> _Instruction_: Make an exact copy of all the data.

(Items from a dataset)
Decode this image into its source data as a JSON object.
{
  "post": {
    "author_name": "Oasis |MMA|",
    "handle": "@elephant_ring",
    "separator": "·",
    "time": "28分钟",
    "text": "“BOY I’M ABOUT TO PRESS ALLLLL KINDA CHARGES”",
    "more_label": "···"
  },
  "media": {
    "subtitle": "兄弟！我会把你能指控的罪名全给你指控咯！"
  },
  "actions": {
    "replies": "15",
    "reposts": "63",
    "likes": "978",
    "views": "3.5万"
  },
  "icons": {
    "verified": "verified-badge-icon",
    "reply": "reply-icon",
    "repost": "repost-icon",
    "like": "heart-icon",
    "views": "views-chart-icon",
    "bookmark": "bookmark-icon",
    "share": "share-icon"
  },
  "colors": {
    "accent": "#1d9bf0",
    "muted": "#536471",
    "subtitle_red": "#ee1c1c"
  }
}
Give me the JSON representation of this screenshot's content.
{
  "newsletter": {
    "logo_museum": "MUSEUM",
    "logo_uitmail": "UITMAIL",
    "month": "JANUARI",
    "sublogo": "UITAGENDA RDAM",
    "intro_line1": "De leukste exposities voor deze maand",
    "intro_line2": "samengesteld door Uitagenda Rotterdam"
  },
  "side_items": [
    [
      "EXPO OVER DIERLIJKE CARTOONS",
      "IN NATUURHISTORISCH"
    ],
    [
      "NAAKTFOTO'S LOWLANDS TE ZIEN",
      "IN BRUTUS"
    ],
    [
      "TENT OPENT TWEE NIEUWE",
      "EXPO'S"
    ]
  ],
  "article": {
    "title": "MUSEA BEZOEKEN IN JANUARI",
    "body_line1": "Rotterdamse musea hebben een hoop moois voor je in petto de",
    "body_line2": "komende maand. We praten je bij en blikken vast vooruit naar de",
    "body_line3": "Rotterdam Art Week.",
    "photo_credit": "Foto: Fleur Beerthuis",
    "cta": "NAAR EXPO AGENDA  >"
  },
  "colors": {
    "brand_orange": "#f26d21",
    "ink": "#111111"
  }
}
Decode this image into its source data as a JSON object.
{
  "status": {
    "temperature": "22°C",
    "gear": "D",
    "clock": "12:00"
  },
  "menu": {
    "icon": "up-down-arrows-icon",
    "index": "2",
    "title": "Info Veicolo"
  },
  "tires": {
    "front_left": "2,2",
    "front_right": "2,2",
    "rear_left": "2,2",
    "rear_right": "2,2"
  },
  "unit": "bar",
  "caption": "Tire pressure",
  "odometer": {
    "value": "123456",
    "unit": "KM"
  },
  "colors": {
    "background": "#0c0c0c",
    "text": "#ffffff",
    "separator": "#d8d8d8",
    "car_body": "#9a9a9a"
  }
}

> _Written response_:
Decode this image into its source data as a JSON object.
{
  "post": {
    "author_name": "Oasis |MMA|",
    "handle": "@elephant_ring",
    "separator": "·",
    "time": "28分钟",
    "text": "“BOY I’M ABOUT TO PRESS ALLLLL KINDA CHARGES”",
    "more_label": "···"
  },
  "media": {
    "subtitle": "兄弟！我会把你能指控的罪名全给你指控咯！"
  },
  "actions": {
    "replies": "15",
    "reposts": "63",
    "likes": "978",
    "views": "3.5万"
  },
  "icons": {
    "verified": "verified-badge-icon",
    "reply": "reply-icon",
    "repost": "repost-icon",
    "like": "heart-icon",
    "views": "views-chart-icon",
    "bookmark": "bookmark-icon",
    "share": "share-icon"
  },
  "colors": {
    "accent": "#1d9bf0",
    "muted": "#536471",
    "subtitle_red": "#ee1c1c"
  }
}
Give me the JSON representation of this screenshot's content.
{
  "newsletter": {
    "logo_museum": "MUSEUM",
    "logo_uitmail": "UITMAIL",
    "month": "JANUARI",
    "sublogo": "UITAGENDA RDAM",
    "intro_line1": "De leukste exposities voor deze maand",
    "intro_line2": "samengesteld door Uitagenda Rotterdam"
  },
  "side_items": [
    [
      "EXPO OVER DIERLIJKE CARTOONS",
      "IN NATUURHISTORISCH"
    ],
    [
      "NAAKTFOTO'S LOWLANDS TE ZIEN",
      "IN BRUTUS"
    ],
    [
      "TENT OPENT TWEE NIEUWE",
      "EXPO'S"
    ]
  ],
  "article": {
    "title": "MUSEA BEZOEKEN IN JANUARI",
    "body_line1": "Rotterdamse musea hebben een hoop moois voor je in petto de",
    "body_line2": "komende maand. We praten je bij en blikken vast vooruit naar de",
    "body_line3": "Rotterdam Art Week.",
    "photo_credit": "Foto: Fleur Beerthuis",
    "cta": "NAAR EXPO AGENDA  >"
  },
  "colors": {
    "brand_orange": "#f26d21",
    "ink": "#111111"
  }
}
Decode this image into its source data as a JSON object.
{
  "status": {
    "temperature": "22°C",
    "gear": "D",
    "clock": "12:00"
  },
  "menu": {
    "icon": "up-down-arrows-icon",
    "index": "2",
    "title": "Info Veicolo"
  },
  "tires": {
    "front_left": "2,2",
    "front_right": "2,2",
    "rear_left": "2,2",
    "rear_right": "2,2"
  },
  "unit": "bar",
  "caption": "Tire pressure",
  "odometer": {
    "value": "123456",
    "unit": "KM"
  },
  "colors": {
    "background": "#0c0c0c",
    "text": "#ffffff",
    "separator": "#d8d8d8",
    "car_body": "#9a9a9a"
  }
}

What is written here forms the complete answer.